▸ GIVEN DATA
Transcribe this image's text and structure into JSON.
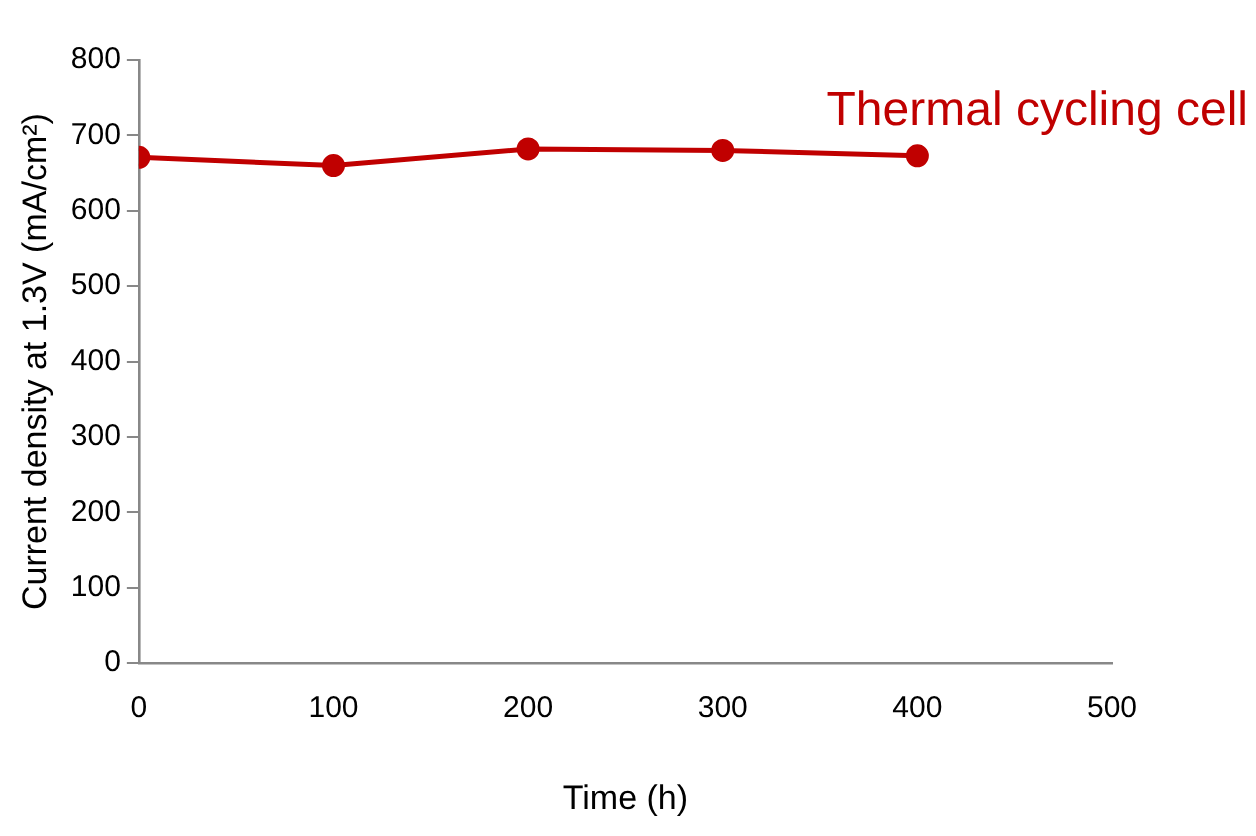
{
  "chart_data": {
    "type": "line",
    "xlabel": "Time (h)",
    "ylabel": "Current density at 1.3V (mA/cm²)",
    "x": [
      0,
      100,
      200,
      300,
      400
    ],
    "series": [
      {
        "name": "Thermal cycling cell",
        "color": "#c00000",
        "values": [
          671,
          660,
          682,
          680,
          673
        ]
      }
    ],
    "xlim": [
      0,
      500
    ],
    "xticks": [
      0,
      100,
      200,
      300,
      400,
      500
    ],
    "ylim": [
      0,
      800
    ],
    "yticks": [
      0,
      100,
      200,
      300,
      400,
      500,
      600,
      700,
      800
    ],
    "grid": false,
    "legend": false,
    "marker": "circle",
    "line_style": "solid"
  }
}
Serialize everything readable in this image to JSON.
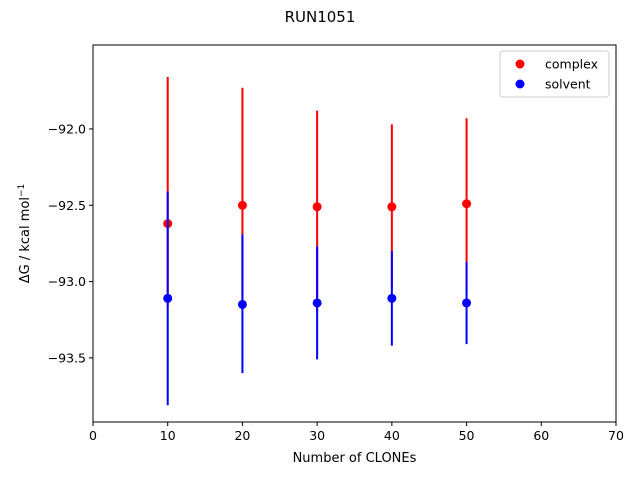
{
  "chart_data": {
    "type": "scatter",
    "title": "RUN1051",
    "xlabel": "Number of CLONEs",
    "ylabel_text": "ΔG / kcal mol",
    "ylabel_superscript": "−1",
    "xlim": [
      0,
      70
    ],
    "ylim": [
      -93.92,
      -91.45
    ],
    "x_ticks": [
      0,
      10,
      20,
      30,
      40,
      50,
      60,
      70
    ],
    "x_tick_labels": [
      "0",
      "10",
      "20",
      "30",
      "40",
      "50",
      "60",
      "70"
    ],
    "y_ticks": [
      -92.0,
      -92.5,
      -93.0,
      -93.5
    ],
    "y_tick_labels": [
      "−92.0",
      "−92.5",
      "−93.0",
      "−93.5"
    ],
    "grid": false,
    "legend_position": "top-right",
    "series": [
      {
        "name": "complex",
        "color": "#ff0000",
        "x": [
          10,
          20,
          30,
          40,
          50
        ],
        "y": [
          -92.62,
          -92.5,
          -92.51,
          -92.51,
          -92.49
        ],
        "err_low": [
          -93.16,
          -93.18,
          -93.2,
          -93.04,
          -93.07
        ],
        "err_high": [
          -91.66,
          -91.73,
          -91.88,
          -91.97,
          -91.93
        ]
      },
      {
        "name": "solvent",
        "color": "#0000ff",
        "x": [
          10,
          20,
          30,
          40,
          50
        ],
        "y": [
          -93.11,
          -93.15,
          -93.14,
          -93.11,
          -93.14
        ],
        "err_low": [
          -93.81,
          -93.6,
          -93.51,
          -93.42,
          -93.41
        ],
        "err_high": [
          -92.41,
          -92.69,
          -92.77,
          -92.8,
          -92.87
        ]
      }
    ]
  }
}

▸ TASK DETAILS
The material above holds pictures; copy everything else in it exactly.

▸ EXERCISE SOLUTION
Transcribe this image's text and structure into JSON.
{
  "chart_data": {
    "type": "line",
    "xlabel": "Time (h)",
    "ylabel": "Current density at 1.3V (mA/cm²)",
    "x": [
      0,
      100,
      200,
      300,
      400
    ],
    "series": [
      {
        "name": "Thermal cycling cell",
        "color": "#c00000",
        "values": [
          671,
          660,
          682,
          680,
          673
        ]
      }
    ],
    "xlim": [
      0,
      500
    ],
    "xticks": [
      0,
      100,
      200,
      300,
      400,
      500
    ],
    "ylim": [
      0,
      800
    ],
    "yticks": [
      0,
      100,
      200,
      300,
      400,
      500,
      600,
      700,
      800
    ],
    "grid": false,
    "legend": false,
    "marker": "circle",
    "line_style": "solid"
  }
}
Serialize everything readable in this image to JSON.
{
  "chart_data": {
    "type": "scatter",
    "title": "RUN1051",
    "xlabel": "Number of CLONEs",
    "ylabel_text": "ΔG / kcal mol",
    "ylabel_superscript": "−1",
    "xlim": [
      0,
      70
    ],
    "ylim": [
      -93.92,
      -91.45
    ],
    "x_ticks": [
      0,
      10,
      20,
      30,
      40,
      50,
      60,
      70
    ],
    "x_tick_labels": [
      "0",
      "10",
      "20",
      "30",
      "40",
      "50",
      "60",
      "70"
    ],
    "y_ticks": [
      -92.0,
      -92.5,
      -93.0,
      -93.5
    ],
    "y_tick_labels": [
      "−92.0",
      "−92.5",
      "−93.0",
      "−93.5"
    ],
    "grid": false,
    "legend_position": "top-right",
    "series": [
      {
        "name": "complex",
        "color": "#ff0000",
        "x": [
          10,
          20,
          30,
          40,
          50
        ],
        "y": [
          -92.62,
          -92.5,
          -92.51,
          -92.51,
          -92.49
        ],
        "err_low": [
          -93.16,
          -93.18,
          -93.2,
          -93.04,
          -93.07
        ],
        "err_high": [
          -91.66,
          -91.73,
          -91.88,
          -91.97,
          -91.93
        ]
      },
      {
        "name": "solvent",
        "color": "#0000ff",
        "x": [
          10,
          20,
          30,
          40,
          50
        ],
        "y": [
          -93.11,
          -93.15,
          -93.14,
          -93.11,
          -93.14
        ],
        "err_low": [
          -93.81,
          -93.6,
          -93.51,
          -93.42,
          -93.41
        ],
        "err_high": [
          -92.41,
          -92.69,
          -92.77,
          -92.8,
          -92.87
        ]
      }
    ]
  }
}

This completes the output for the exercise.